## Given entries
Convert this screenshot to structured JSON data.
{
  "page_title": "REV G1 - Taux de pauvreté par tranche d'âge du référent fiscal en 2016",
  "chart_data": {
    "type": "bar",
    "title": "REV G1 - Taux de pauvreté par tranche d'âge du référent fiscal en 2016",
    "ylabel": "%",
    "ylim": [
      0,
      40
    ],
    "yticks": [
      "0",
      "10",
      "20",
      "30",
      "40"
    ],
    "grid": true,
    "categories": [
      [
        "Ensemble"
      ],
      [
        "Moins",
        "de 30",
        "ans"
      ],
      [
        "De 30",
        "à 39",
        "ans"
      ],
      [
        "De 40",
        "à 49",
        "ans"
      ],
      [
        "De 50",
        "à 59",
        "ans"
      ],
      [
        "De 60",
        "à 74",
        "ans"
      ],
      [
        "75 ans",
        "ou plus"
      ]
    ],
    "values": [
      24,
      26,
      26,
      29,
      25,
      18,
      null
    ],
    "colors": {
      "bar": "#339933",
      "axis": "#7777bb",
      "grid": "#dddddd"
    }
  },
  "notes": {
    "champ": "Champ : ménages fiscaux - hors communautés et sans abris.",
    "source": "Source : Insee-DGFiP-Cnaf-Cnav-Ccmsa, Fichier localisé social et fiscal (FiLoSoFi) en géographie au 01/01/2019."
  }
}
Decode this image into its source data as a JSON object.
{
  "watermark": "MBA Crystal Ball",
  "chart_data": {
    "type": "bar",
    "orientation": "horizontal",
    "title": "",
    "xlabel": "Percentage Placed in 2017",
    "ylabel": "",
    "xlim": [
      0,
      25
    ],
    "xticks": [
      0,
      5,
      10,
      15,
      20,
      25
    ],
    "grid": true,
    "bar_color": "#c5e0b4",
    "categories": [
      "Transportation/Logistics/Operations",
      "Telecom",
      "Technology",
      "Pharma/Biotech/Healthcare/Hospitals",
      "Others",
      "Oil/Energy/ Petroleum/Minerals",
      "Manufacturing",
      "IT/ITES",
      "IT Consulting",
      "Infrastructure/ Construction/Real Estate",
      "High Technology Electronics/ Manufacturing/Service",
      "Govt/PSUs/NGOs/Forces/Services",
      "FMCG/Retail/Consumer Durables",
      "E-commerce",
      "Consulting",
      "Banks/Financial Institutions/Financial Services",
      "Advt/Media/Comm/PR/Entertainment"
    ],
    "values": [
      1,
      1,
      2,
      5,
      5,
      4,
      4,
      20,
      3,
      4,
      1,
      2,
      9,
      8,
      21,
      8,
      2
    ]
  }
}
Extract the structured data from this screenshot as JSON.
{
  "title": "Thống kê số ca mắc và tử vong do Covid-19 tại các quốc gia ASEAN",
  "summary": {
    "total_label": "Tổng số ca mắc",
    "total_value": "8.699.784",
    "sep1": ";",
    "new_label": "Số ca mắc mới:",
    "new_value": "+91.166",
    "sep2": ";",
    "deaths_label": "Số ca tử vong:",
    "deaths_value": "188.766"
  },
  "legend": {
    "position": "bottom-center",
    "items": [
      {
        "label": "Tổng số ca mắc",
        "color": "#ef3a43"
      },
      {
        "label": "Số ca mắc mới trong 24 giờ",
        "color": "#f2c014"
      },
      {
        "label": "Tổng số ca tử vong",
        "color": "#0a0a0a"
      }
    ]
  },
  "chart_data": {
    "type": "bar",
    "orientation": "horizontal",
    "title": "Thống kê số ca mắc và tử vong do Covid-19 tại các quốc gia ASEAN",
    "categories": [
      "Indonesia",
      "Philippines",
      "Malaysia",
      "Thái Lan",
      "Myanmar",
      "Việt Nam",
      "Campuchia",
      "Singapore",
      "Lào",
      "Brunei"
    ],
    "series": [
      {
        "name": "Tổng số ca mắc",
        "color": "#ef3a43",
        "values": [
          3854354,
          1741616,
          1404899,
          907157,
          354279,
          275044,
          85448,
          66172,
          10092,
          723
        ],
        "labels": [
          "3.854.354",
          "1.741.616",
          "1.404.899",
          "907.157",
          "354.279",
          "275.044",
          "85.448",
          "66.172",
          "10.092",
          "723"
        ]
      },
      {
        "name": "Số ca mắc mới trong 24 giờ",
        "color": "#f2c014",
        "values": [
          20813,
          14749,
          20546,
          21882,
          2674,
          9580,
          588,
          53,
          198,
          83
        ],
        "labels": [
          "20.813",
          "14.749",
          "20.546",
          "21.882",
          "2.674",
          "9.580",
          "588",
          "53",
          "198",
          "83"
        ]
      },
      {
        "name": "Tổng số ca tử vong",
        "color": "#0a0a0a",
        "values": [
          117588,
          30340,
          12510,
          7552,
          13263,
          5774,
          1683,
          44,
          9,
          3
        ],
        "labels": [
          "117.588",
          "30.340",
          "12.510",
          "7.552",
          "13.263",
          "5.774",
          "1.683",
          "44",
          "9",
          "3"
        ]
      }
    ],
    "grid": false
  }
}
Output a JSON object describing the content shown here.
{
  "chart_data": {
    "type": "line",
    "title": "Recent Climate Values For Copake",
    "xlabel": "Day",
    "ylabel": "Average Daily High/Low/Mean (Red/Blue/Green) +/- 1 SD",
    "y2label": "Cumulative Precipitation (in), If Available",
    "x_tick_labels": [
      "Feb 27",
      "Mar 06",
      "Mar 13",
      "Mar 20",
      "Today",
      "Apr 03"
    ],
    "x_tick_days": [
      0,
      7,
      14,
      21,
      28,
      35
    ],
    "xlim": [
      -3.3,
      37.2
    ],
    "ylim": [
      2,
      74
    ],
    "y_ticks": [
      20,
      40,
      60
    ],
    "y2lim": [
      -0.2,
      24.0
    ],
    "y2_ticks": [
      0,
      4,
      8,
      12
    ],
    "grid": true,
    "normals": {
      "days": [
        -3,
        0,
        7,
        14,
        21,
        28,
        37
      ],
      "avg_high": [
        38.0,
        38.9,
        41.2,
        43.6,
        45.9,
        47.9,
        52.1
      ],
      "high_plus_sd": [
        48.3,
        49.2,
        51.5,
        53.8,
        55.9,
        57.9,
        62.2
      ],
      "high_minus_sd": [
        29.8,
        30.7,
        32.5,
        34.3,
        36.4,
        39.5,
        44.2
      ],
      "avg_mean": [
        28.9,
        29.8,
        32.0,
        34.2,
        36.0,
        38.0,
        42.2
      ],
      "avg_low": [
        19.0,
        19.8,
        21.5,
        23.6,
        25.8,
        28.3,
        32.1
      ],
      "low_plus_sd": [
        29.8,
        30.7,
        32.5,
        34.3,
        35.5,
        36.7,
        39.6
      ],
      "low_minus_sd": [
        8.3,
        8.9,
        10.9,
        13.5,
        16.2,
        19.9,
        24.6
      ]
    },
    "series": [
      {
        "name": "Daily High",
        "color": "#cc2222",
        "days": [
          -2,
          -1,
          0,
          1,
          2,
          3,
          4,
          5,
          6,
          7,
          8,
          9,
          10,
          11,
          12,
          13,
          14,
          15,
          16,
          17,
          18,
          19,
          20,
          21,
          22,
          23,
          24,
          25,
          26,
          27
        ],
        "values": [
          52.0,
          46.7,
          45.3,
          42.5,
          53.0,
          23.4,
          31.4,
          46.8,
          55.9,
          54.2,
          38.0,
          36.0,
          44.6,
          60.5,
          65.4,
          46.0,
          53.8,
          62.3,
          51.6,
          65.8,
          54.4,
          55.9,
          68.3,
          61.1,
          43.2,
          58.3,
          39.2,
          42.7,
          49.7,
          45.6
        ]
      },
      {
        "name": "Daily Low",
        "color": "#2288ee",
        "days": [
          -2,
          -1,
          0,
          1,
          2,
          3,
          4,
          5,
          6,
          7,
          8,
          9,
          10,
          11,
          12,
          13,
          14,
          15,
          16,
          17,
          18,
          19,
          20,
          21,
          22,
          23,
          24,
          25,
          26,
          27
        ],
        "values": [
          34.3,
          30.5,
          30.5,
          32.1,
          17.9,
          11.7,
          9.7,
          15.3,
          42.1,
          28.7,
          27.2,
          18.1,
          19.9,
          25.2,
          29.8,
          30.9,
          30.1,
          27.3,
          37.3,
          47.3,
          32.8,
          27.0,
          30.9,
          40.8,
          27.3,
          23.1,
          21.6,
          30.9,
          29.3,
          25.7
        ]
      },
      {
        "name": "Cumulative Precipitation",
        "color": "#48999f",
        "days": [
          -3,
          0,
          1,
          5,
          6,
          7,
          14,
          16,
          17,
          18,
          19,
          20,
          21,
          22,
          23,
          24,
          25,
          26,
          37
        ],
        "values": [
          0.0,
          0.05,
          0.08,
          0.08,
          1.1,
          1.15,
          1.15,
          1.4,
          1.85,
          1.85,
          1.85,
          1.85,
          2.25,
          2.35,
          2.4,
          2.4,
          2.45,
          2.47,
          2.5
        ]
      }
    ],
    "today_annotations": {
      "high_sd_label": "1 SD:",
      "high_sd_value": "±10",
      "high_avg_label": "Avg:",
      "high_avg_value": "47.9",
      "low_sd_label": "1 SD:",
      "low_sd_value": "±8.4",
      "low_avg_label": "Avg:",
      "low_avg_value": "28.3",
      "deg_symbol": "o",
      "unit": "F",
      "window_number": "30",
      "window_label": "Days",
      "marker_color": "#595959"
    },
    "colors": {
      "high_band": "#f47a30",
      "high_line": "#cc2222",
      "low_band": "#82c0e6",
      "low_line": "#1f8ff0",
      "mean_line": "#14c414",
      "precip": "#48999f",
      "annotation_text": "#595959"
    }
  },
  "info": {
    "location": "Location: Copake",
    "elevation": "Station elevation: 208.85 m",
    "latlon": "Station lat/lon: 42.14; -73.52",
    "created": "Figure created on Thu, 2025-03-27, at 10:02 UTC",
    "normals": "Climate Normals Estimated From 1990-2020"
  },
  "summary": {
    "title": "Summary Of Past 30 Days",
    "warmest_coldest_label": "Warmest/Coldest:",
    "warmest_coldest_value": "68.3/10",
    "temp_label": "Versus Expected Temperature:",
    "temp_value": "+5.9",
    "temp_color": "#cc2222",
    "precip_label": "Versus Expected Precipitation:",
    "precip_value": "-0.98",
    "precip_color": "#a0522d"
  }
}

## Work instructions
Take each line of the material that contains the word "ylabel" and list it.

## Solution for this exercise
    "ylabel": "%",
    "ylabel": "",
    "ylabel": "Average Daily High/Low/Mean (Red/Blue/Green) +/- 1 SD",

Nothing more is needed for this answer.